Matando-me suavemente

Strumming my pain with his fingers
Singing my life with his words
Killing me softly with his song
Killing me softly with his song
Telling my whole life with his words
Killing me softly, with his song

Na música Killing me softly ( Matando-me suavemente) do The Fugees, gravado também por vários famosos como Roberta Flack, Alicia Keys e Lauryn Hill, fala da dor, de morrer devagar por algo. Acredito que a dor é um excelente combustível para escritores, poetas, músicos, compositores, pessoas mais sensíveis.
Existem vários tipos de dor e, certamente, todas elas, por mais se escreva ou se cantem, nunca serão compartilhadas na íntegra. Isso porque a dor é pessoal, como o amor. Ninguém nunca saberá o quanto de dor que temos. podem adivinhar, por ter passado por algo parecido. Mas nunca será igual. Porque não somos seres iguais...
A dor derruba, rasga, acaba com a gente. A dor sangra um sangue invisível e, nem verter lagrimas resolve. O único remédio é o tempo e este, haje no seu ritmo, do seu modo.

◆ Enunciado
Reescreva o texto sobre a dor acima, de "Existem vários tipos" a "do seu modo.", substituindo "remédio" por "alívio".

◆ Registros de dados
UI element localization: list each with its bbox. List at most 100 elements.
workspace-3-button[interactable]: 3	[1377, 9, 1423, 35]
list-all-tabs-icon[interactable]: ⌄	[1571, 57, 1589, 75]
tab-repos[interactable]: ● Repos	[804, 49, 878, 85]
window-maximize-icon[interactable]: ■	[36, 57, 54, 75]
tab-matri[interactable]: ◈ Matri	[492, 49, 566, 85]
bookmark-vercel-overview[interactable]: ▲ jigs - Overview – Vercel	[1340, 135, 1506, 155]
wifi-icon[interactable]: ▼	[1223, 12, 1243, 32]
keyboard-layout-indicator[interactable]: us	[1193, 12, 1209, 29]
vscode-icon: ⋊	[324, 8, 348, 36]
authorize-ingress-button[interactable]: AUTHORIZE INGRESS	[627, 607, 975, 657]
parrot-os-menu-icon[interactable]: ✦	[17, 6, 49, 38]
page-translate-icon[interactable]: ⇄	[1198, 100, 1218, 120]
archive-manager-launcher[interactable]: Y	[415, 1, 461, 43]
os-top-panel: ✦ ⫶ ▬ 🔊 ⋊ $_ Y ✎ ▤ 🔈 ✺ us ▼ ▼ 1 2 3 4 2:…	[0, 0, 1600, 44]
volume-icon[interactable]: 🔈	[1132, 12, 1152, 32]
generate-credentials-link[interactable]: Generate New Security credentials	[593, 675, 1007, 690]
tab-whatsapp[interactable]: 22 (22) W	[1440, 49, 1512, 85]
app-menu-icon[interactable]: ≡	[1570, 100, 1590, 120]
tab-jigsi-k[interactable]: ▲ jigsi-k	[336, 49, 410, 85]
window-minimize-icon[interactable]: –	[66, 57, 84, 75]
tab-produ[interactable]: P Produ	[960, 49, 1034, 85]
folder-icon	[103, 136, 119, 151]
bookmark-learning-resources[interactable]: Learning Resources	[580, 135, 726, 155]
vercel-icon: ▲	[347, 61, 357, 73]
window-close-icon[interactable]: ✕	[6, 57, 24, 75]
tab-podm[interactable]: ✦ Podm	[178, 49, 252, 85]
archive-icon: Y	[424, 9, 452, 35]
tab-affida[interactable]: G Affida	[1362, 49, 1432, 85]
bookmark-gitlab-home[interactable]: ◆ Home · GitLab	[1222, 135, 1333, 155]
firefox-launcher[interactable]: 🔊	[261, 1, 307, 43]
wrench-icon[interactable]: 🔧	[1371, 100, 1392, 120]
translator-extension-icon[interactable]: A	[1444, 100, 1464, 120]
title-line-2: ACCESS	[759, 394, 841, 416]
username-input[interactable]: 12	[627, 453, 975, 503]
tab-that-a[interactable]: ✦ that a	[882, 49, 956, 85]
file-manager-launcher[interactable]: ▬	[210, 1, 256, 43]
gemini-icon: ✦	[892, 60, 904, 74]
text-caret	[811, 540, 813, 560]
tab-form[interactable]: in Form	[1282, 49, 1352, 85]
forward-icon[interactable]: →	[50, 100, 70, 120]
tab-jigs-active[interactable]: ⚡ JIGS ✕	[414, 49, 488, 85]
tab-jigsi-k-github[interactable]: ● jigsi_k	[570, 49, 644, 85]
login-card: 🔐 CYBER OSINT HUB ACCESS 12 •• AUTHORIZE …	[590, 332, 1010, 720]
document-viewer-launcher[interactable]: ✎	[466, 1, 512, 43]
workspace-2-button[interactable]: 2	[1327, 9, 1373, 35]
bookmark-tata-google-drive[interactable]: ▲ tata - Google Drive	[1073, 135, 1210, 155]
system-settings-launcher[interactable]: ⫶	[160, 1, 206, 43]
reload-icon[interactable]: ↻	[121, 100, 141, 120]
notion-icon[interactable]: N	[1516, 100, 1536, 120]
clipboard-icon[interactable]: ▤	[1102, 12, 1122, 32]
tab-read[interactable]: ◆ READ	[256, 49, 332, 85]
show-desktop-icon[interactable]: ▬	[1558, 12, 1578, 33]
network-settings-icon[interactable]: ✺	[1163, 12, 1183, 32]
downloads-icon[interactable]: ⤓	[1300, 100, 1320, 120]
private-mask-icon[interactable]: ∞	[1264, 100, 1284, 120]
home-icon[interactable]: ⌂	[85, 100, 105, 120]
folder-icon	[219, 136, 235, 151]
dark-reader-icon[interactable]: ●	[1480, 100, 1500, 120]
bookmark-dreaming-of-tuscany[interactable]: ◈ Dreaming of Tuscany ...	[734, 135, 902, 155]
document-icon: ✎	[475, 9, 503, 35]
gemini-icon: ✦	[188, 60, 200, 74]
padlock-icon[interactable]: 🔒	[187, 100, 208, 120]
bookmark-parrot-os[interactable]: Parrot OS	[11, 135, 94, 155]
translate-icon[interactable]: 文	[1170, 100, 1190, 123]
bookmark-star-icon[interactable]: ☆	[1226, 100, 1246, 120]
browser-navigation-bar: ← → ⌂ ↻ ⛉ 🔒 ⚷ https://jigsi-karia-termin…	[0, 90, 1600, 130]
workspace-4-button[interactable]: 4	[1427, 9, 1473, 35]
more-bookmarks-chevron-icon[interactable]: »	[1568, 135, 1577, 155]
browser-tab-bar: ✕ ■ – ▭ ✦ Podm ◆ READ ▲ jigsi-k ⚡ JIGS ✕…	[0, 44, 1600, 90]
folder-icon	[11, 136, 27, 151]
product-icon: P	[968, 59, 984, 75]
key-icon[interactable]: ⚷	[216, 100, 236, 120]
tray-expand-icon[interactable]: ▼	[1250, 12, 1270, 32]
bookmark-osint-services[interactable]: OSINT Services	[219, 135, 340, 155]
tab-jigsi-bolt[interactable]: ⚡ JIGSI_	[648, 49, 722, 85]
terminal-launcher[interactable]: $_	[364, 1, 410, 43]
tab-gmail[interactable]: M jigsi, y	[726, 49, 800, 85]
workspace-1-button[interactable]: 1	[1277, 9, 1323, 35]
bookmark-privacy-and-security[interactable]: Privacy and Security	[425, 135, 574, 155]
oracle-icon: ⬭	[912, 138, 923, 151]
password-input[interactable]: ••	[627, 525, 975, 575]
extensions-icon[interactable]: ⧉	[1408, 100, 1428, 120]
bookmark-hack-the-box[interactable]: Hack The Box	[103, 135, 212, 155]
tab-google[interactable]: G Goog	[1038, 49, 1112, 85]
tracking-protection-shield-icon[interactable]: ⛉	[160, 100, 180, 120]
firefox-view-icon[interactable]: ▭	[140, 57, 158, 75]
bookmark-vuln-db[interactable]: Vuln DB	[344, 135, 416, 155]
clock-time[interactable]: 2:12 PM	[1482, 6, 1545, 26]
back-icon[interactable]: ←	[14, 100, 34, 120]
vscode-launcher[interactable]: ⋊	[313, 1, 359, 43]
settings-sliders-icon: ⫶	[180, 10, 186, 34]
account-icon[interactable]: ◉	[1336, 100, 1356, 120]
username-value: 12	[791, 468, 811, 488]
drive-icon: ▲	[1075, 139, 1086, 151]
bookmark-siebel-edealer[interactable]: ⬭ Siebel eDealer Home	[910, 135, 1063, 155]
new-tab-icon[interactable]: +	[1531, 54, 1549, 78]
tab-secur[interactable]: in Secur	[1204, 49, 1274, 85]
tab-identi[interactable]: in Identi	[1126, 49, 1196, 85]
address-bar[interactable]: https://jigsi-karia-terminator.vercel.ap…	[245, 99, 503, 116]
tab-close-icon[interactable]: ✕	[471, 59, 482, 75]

◆ Resposta esperada
Existem vários tipos de dor e, certamente, todas elas, por mais se escreva ou se cantem, nunca serão compartilhadas na íntegra. Isso porque a dor é pessoal, como o amor. Ninguém nunca saberá o quanto de dor que temos. podem adivinhar, por ter passado por algo parecido. Mas nunca será igual. Porque não somos seres iguais...
A dor derruba, rasga, acaba com a gente. A dor sangra um sangue invisível e, nem verter lagrimas resolve. O único alívio é o tempo e este, haje no seu ritmo, do seu modo.